(Annotated region listings)

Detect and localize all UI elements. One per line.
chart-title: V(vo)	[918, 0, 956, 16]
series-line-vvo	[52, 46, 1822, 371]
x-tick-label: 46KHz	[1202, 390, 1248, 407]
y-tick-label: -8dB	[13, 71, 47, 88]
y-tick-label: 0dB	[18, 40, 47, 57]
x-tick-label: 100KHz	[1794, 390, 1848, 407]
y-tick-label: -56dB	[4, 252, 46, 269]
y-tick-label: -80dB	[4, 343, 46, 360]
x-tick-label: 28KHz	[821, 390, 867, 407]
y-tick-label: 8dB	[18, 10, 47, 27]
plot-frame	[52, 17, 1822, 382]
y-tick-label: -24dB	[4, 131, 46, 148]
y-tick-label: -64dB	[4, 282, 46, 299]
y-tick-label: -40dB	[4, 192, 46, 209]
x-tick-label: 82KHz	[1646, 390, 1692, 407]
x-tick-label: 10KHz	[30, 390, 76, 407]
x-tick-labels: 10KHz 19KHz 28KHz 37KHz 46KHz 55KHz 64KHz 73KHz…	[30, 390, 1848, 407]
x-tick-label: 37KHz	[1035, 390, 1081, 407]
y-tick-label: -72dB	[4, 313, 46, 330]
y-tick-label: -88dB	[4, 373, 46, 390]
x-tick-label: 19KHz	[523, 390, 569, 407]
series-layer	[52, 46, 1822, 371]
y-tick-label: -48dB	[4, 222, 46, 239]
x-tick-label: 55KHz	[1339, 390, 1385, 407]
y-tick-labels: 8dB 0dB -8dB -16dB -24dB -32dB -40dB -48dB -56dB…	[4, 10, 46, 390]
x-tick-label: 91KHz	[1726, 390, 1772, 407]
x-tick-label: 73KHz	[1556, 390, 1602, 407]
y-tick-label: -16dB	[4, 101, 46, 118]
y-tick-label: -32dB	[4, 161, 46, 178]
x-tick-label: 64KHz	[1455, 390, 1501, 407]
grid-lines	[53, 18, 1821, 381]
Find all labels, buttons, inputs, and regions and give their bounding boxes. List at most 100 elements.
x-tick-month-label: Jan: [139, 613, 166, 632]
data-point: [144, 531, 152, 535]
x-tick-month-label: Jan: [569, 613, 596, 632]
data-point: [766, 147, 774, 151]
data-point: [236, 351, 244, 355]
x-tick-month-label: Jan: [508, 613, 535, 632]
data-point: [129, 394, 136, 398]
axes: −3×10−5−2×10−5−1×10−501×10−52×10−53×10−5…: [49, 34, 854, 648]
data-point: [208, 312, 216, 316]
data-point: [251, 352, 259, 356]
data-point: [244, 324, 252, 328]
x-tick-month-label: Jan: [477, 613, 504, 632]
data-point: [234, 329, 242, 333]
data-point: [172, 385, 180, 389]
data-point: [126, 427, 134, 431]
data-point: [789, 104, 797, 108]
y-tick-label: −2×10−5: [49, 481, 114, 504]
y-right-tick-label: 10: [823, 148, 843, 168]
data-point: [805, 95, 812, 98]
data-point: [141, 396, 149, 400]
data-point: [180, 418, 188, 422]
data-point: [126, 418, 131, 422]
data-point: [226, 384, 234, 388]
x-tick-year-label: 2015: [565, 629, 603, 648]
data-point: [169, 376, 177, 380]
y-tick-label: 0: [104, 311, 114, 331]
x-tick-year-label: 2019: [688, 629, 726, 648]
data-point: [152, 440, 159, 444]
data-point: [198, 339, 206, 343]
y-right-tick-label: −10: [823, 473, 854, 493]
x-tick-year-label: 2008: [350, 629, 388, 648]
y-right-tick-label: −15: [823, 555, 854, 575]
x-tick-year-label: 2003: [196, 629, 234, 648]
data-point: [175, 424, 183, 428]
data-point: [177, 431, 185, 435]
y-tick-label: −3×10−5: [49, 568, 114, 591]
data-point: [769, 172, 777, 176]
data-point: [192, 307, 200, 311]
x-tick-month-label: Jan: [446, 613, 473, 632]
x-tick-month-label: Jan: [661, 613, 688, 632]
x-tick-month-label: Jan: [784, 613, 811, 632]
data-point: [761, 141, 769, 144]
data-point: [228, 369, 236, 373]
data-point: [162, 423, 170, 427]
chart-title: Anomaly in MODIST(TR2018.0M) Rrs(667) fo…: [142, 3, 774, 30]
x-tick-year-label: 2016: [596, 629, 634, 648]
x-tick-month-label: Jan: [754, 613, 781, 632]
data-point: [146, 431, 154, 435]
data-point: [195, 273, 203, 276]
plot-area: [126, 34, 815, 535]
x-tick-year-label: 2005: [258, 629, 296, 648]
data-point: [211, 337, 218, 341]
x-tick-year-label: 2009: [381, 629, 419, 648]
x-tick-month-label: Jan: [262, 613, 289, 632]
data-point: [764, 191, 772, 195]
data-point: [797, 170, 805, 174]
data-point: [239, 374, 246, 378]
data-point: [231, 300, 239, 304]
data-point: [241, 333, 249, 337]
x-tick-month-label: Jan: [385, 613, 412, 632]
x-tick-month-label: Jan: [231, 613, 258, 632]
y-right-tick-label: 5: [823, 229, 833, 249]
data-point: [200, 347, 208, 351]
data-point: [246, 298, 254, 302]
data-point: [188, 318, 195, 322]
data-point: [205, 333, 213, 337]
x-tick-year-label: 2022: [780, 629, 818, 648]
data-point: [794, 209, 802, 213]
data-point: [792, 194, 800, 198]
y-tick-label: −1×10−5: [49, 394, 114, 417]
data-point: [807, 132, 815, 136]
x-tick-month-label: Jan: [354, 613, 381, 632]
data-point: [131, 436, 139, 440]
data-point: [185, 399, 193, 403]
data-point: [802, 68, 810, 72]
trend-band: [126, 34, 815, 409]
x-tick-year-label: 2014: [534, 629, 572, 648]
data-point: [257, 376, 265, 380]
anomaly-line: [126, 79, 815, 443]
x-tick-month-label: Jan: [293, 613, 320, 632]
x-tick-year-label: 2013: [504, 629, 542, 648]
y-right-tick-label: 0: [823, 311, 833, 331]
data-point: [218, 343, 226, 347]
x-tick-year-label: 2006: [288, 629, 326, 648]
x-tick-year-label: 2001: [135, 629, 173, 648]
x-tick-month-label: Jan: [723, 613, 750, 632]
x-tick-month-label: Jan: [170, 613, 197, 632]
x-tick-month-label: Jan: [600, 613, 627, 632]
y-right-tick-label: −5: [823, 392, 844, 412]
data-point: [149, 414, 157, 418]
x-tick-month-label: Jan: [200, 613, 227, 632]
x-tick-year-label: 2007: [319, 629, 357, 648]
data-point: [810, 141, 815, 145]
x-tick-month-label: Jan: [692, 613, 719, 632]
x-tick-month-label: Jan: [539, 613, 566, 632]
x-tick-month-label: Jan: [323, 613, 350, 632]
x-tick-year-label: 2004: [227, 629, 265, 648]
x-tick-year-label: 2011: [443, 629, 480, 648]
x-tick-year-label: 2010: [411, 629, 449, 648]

Work instructions: Copy the listing from its first line through the line containing "data-point: [208, 312, 216, 316]", switching "series-layer" to "series-group" and leaving everything else untouched.

Exercise solution:
Detect and localize all UI elements. One per line.
chart-title: V(vo)	[918, 0, 956, 16]
series-line-vvo	[52, 46, 1822, 371]
x-tick-label: 46KHz	[1202, 390, 1248, 407]
y-tick-label: -8dB	[13, 71, 47, 88]
y-tick-label: 0dB	[18, 40, 47, 57]
x-tick-label: 100KHz	[1794, 390, 1848, 407]
y-tick-label: -56dB	[4, 252, 46, 269]
y-tick-label: -80dB	[4, 343, 46, 360]
x-tick-label: 28KHz	[821, 390, 867, 407]
y-tick-label: 8dB	[18, 10, 47, 27]
plot-frame	[52, 17, 1822, 382]
y-tick-label: -24dB	[4, 131, 46, 148]
y-tick-label: -64dB	[4, 282, 46, 299]
y-tick-label: -40dB	[4, 192, 46, 209]
x-tick-label: 82KHz	[1646, 390, 1692, 407]
x-tick-label: 10KHz	[30, 390, 76, 407]
x-tick-labels: 10KHz 19KHz 28KHz 37KHz 46KHz 55KHz 64KHz 73KHz…	[30, 390, 1848, 407]
x-tick-label: 37KHz	[1035, 390, 1081, 407]
y-tick-label: -72dB	[4, 313, 46, 330]
y-tick-label: -88dB	[4, 373, 46, 390]
x-tick-label: 19KHz	[523, 390, 569, 407]
series-group	[52, 46, 1822, 371]
y-tick-label: -48dB	[4, 222, 46, 239]
x-tick-label: 55KHz	[1339, 390, 1385, 407]
y-tick-labels: 8dB 0dB -8dB -16dB -24dB -32dB -40dB -48dB -56dB…	[4, 10, 46, 390]
x-tick-label: 91KHz	[1726, 390, 1772, 407]
x-tick-label: 73KHz	[1556, 390, 1602, 407]
y-tick-label: -16dB	[4, 101, 46, 118]
y-tick-label: -32dB	[4, 161, 46, 178]
x-tick-label: 64KHz	[1455, 390, 1501, 407]
grid-lines	[53, 18, 1821, 381]
Find all labels, buttons, inputs, and regions and give their bounding boxes. List at most 100 elements.
x-tick-month-label: Jan: [139, 613, 166, 632]
data-point: [144, 531, 152, 535]
x-tick-month-label: Jan: [569, 613, 596, 632]
data-point: [766, 147, 774, 151]
data-point: [236, 351, 244, 355]
x-tick-month-label: Jan: [508, 613, 535, 632]
data-point: [129, 394, 136, 398]
axes: −3×10−5−2×10−5−1×10−501×10−52×10−53×10−5…: [49, 34, 854, 648]
data-point: [208, 312, 216, 316]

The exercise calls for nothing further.